(Prompt): Render the material again word for word, skipping the pictures in it.
··· Input data
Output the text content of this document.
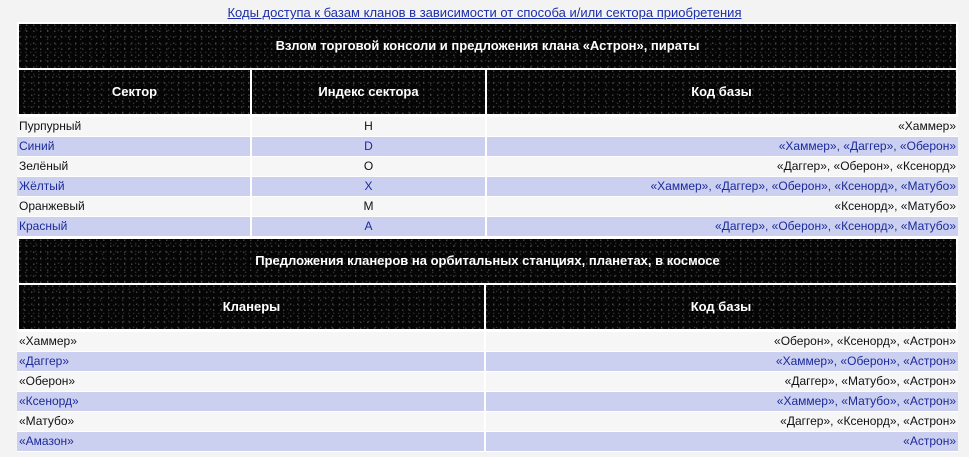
Коды доступа к базам кланов в зависимости от способа и/или сектора приобретения
Взлом торговой консоли и предложения клана «Астрон», пираты
Сектор	Индекс сектора	Код базы
Пурпурный	H	«Хаммер»
Синий	D	«Хаммер», «Даггер», «Оберон»
Зелёный	O	«Даггер», «Оберон», «Ксенорд»
Жёлтый	X	«Хаммер», «Даггер», «Оберон», «Ксенорд», «Матубо»
Оранжевый	M	«Ксенорд», «Матубо»
Красный	A	«Даггер», «Оберон», «Ксенорд», «Матубо»
Предложения кланеров на орбитальных станциях, планетах, в космосе
Кланеры	Код базы
«Хаммер»	«Оберон», «Ксенорд», «Астрон»
«Даггер»	«Хаммер», «Оберон», «Астрон»
«Оберон»	«Даггер», «Матубо», «Астрон»
«Ксенорд»	«Хаммер», «Матубо», «Астрон»
«Матубо»	«Даггер», «Ксенорд», «Астрон»
«Амазон»	«Астрон»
······
(Answer to the task):
Output the text content of this document.
Коды доступа к базам кланов в зависимости от способа и/или сектора приобретения
Взлом торговой консоли и предложения клана «Астрон», пираты
Сектор	Индекс сектора	Код базы
Пурпурный	H	«Хаммер»
Синий	D	«Хаммер», «Даггер», «Оберон»
Зелёный	O	«Даггер», «Оберон», «Ксенорд»
Жёлтый	X	«Хаммер», «Даггер», «Оберон», «Ксенорд», «Матубо»
Оранжевый	M	«Ксенорд», «Матубо»
Красный	A	«Даггер», «Оберон», «Ксенорд», «Матубо»
Предложения кланеров на орбитальных станциях, планетах, в космосе
Кланеры	Код базы
«Хаммер»	«Оберон», «Ксенорд», «Астрон»
«Даггер»	«Хаммер», «Оберон», «Астрон»
«Оберон»	«Даггер», «Матубо», «Астрон»
«Ксенорд»	«Хаммер», «Матубо», «Астрон»
«Матубо»	«Даггер», «Ксенорд», «Астрон»
«Амазон»	«Астрон»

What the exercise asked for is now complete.